**PROBLEM STATEMENT:**
Lines holding the string "agrees" are the ones to copy from this listing.

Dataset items
%%
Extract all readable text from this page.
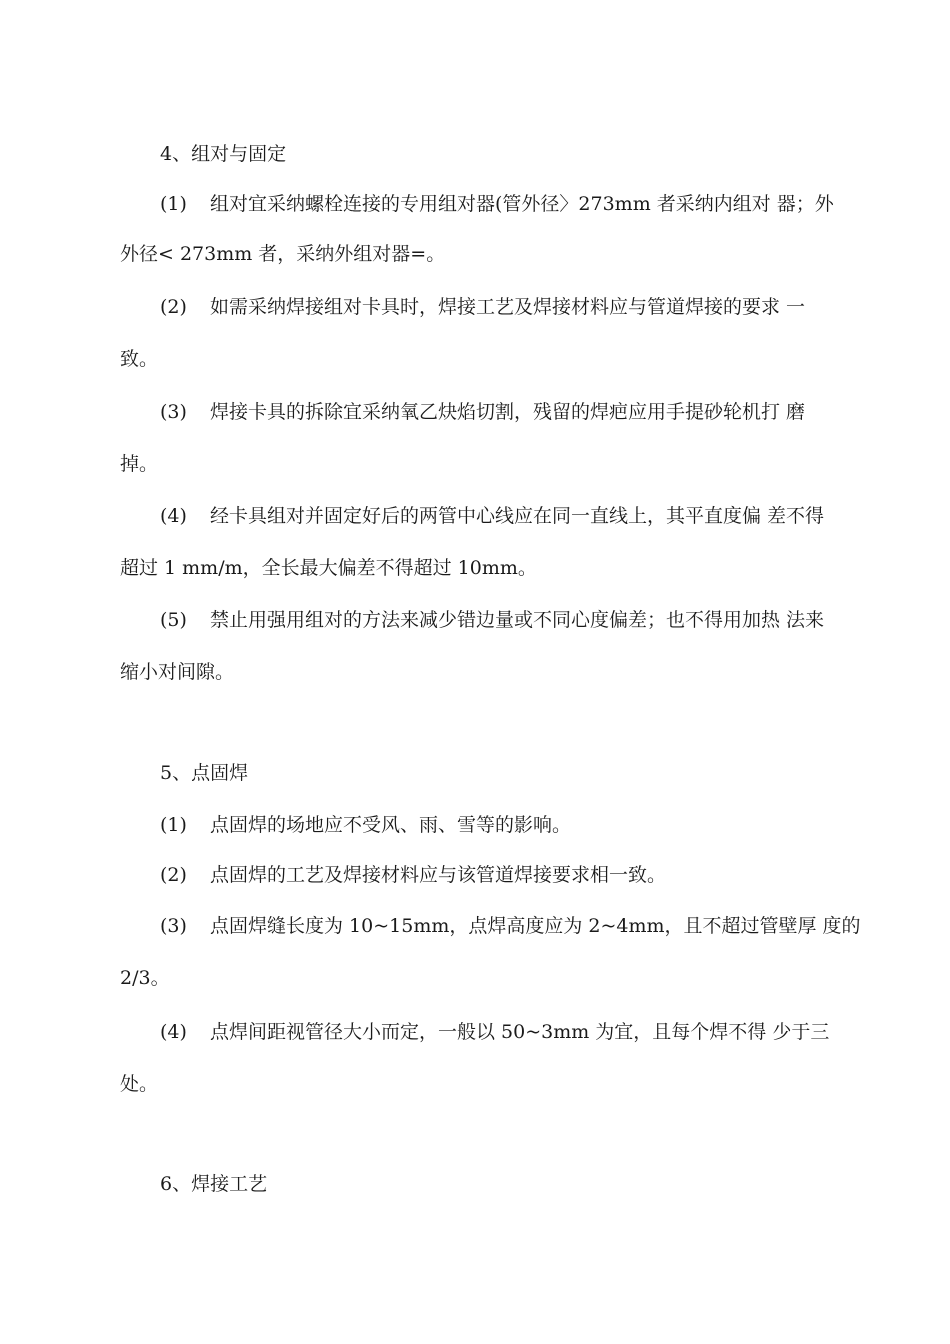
4、组对与固定
(1) 组对宜采纳螺栓连接的专用组对器(管外径〉273mm 者采纳内组对 器；外
外径< 273mm 者，采纳外组对器=。
(2) 如需采纳焊接组对卡具时，焊接工艺及焊接材料应与管道焊接的要求 一
致。
(3) 焊接卡具的拆除宜采纳氧乙炔焰切割，残留的焊疤应用手提砂轮机打 磨
掉。
(4) 经卡具组对并固定好后的两管中心线应在同一直线上，其平直度偏 差不得
超过 1 mm/m，全长最大偏差不得超过 10mm。
(5) 禁止用强用组对的方法来减少错边量或不同心度偏差；也不得用加热 法来
缩小对间隙。
5、点固焊
(1) 点固焊的场地应不受风、雨、雪等的影响。
(2) 点固焊的工艺及焊接材料应与该管道焊接要求相一致。
(3) 点固焊缝长度为 10~15mm，点焊高度应为 2~4mm，且不超过管壁厚 度的
2/3。
(4) 点焊间距视管径大小而定，一般以 50~3mm 为宜，且每个焊不得 少于三
处。
6、焊接工艺
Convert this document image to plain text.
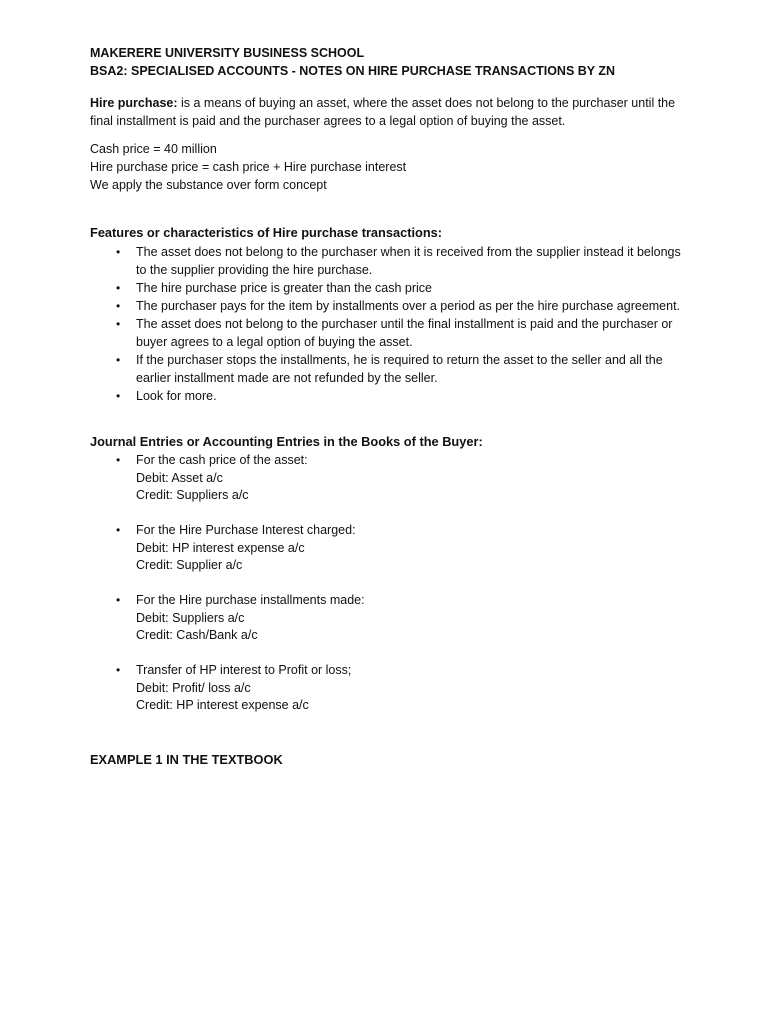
MAKERERE UNIVERSITY BUSINESS SCHOOL
BSA2: SPECIALISED ACCOUNTS - NOTES ON HIRE PURCHASE TRANSACTIONS BY ZN
Hire purchase: is a means of buying an asset, where the asset does not belong to the purchaser until the final installment is paid and the purchaser agrees to a legal option of buying the asset.
Cash price = 40 million
Hire purchase price = cash price + Hire purchase interest
We apply the substance over form concept
Features or characteristics of Hire purchase transactions:
• The asset does not belong to the purchaser when it is received from the supplier instead it belongs to the supplier providing the hire purchase.
• The hire purchase price is greater than the cash price
• The purchaser pays for the item by installments over a period as per the hire purchase agreement.
• The asset does not belong to the purchaser until the final installment is paid and the purchaser or buyer agrees to a legal option of buying the asset.
• If the purchaser stops the installments, he is required to return the asset to the seller and all the earlier installment made are not refunded by the seller.
• Look for more.
Journal Entries or Accounting Entries in the Books of the Buyer:
• For the cash price of the asset:
Debit: Asset a/c
Credit: Suppliers a/c
• For the Hire Purchase Interest charged:
Debit: HP interest expense a/c
Credit: Supplier a/c
• For the Hire purchase installments made:
Debit: Suppliers a/c
Credit: Cash/Bank a/c
• Transfer of HP interest to Profit or loss;
Debit: Profit/ loss a/c
Credit: HP interest expense a/c
EXAMPLE 1 IN THE TEXTBOOK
%%
**FINAL RESULT:**
Hire purchase: is a means of buying an asset, where the asset does not belong to the purchaser until the final installment is paid and the purchaser agrees to a legal option of buying the asset.
• The asset does not belong to the purchaser until the final installment is paid and the purchaser or buyer agrees to a legal option of buying the asset.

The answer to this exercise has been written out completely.